* Supplied records
━━━━━━━━━━━━━━━━

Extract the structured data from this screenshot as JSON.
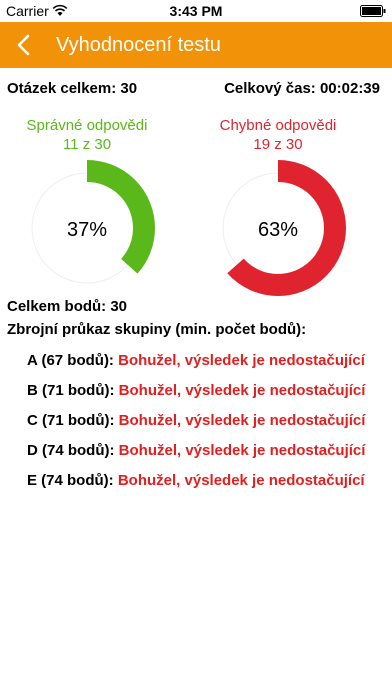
{
  "status_bar": {
    "carrier": "Carrier",
    "time": "3:43 PM"
  },
  "nav": {
    "title": "Vyhodnocení testu"
  },
  "summary": {
    "questions_total": "Otázek celkem: 30",
    "total_time": "Celkový čas: 00:02:39"
  },
  "correct": {
    "label": "Správné odpovědi",
    "count_text": "11 z 30",
    "percent_text": "37%",
    "fraction": 0.3667,
    "color": "#5bb81a"
  },
  "wrong": {
    "label": "Chybné odpovědi",
    "count_text": "19 z 30",
    "percent_text": "63%",
    "fraction": 0.6333,
    "color": "#e0242f"
  },
  "points": {
    "total": "Celkem bodů: 30"
  },
  "groups": {
    "title": "Zbrojní průkaz skupiny (min. počet bodů):",
    "items": [
      {
        "label": "A (67 bodů):",
        "result": "Bohužel, výsledek je nedostačující"
      },
      {
        "label": "B (71 bodů):",
        "result": "Bohužel, výsledek je nedostačující"
      },
      {
        "label": "C (71 bodů):",
        "result": "Bohužel, výsledek je nedostačující"
      },
      {
        "label": "D (74 bodů):",
        "result": "Bohužel, výsledek je nedostačující"
      },
      {
        "label": "E (74 bodů):",
        "result": "Bohužel, výsledek je nedostačující"
      }
    ]
  },
  "colors": {
    "nav_bg": "#f29208",
    "error_text": "#e02020"
  }
}
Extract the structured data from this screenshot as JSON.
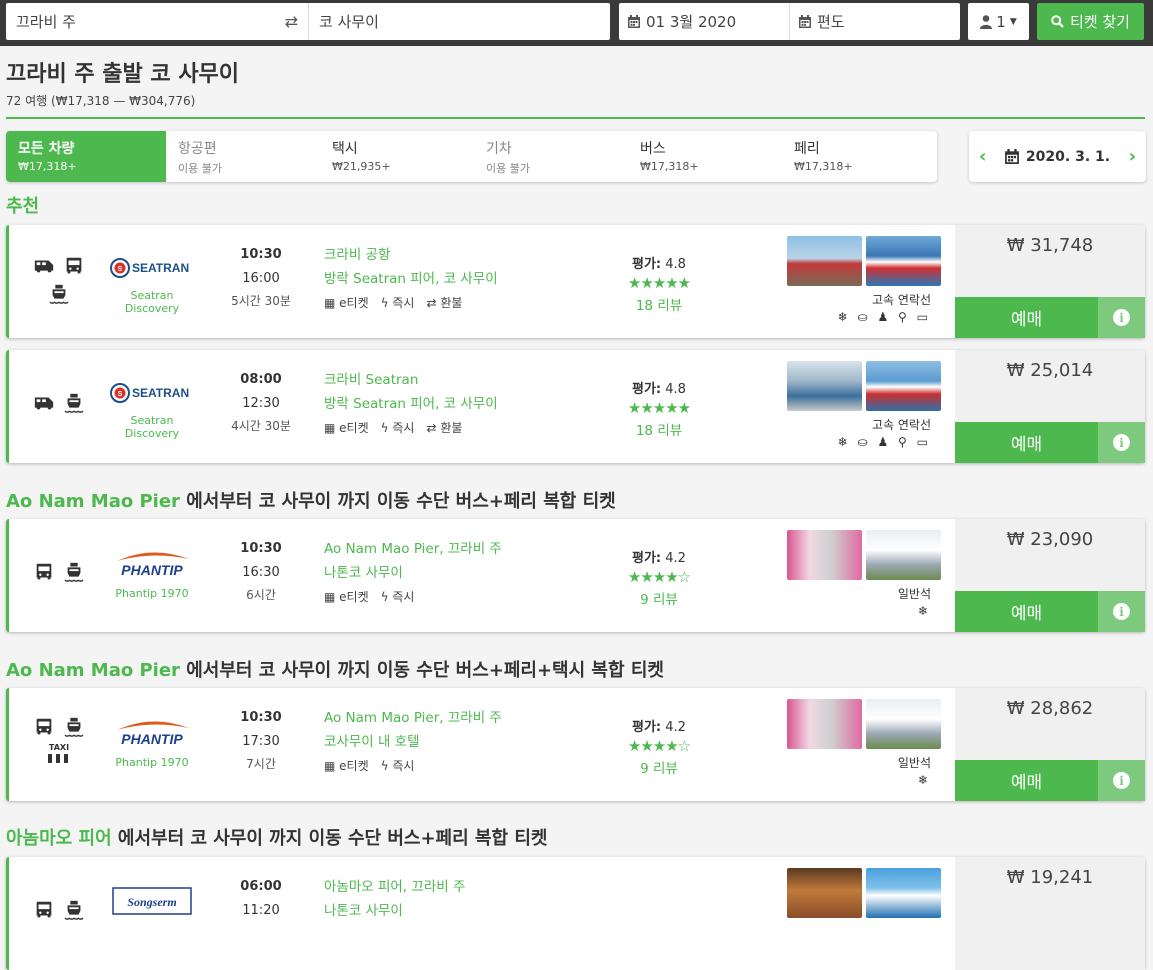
{
  "search": {
    "from": "끄라비 주",
    "to": "코 사무이",
    "date": "01 3월 2020",
    "return": "편도",
    "passengers": "1",
    "search_button": "티켓 찾기"
  },
  "header": {
    "title": "끄라비 주 출발 코 사무이",
    "subtitle": "72 여행 (₩17,318 — ₩304,776)"
  },
  "tabs": [
    {
      "label": "모든 차량",
      "sub": "₩17,318+"
    },
    {
      "label": "항공편",
      "sub": "이용 불가"
    },
    {
      "label": "택시",
      "sub": "₩21,935+"
    },
    {
      "label": "기차",
      "sub": "이용 불가"
    },
    {
      "label": "버스",
      "sub": "₩17,318+"
    },
    {
      "label": "페리",
      "sub": "₩17,318+"
    }
  ],
  "date_nav": {
    "date": "2020. 3. 1."
  },
  "sections": {
    "recommended": "추천",
    "s2_green": "Ao Nam Mao Pier",
    "s2_rest": " 에서부터 코 사무이 까지 이동 수단 버스+페리 복합 티켓",
    "s3_green": "Ao Nam Mao Pier",
    "s3_rest": " 에서부터 코 사무이 까지 이동 수단 버스+페리+택시 복합 티켓",
    "s4_green": "아놈마오 피어",
    "s4_rest": " 에서부터 코 사무이 까지 이동 수단 버스+페리 복합 티켓"
  },
  "labels": {
    "rating": "평가:",
    "book": "예매",
    "eticket": "e티켓",
    "instant": "즉시",
    "refund": "환불",
    "taxi": "TAXI"
  },
  "cards": [
    {
      "company": "Seatran Discovery",
      "logo": "SEATRAN",
      "dep": "10:30",
      "arr": "16:00",
      "dur": "5시간 30분",
      "from": "크라비 공항",
      "to": "방락 Seatran 피어, 코 사무이",
      "score": "4.8",
      "stars": "★★★★★",
      "reviews": "18 리뷰",
      "type": "고속 연락선",
      "amenities": "❄ ⛀ ♟ ⚲ ▭",
      "price": "₩ 31,748"
    },
    {
      "company": "Seatran Discovery",
      "logo": "SEATRAN",
      "dep": "08:00",
      "arr": "12:30",
      "dur": "4시간 30분",
      "from": "크라비 Seatran",
      "to": "방락 Seatran 피어, 코 사무이",
      "score": "4.8",
      "stars": "★★★★★",
      "reviews": "18 리뷰",
      "type": "고속 연락선",
      "amenities": "❄ ⛀ ♟ ⚲ ▭",
      "price": "₩ 25,014"
    },
    {
      "company": "Phantip 1970",
      "logo": "PHANTIP",
      "dep": "10:30",
      "arr": "16:30",
      "dur": "6시간",
      "from": "Ao Nam Mao Pier, 끄라비 주",
      "to": "나톤코 사무이",
      "score": "4.2",
      "stars": "★★★★☆",
      "reviews": "9 리뷰",
      "type": "일반석",
      "amenities": "❄",
      "price": "₩ 23,090"
    },
    {
      "company": "Phantip 1970",
      "logo": "PHANTIP",
      "dep": "10:30",
      "arr": "17:30",
      "dur": "7시간",
      "from": "Ao Nam Mao Pier, 끄라비 주",
      "to": "코사무이 내 호텔",
      "score": "4.2",
      "stars": "★★★★☆",
      "reviews": "9 리뷰",
      "type": "일반석",
      "amenities": "❄",
      "price": "₩ 28,862"
    },
    {
      "company": "Songserm",
      "logo": "Songserm",
      "dep": "06:00",
      "arr": "11:20",
      "from": "아놈마오 피어, 끄라비 주",
      "to": "나톤코 사무이",
      "price": "₩ 19,241"
    }
  ]
}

━━━━━━━━━━━━━━━━

All lines in the data that contain the word "price" should be copied.

      "price": "₩ 31,748"
      "price": "₩ 25,014"
      "price": "₩ 23,090"
      "price": "₩ 28,862"
      "price": "₩ 19,241"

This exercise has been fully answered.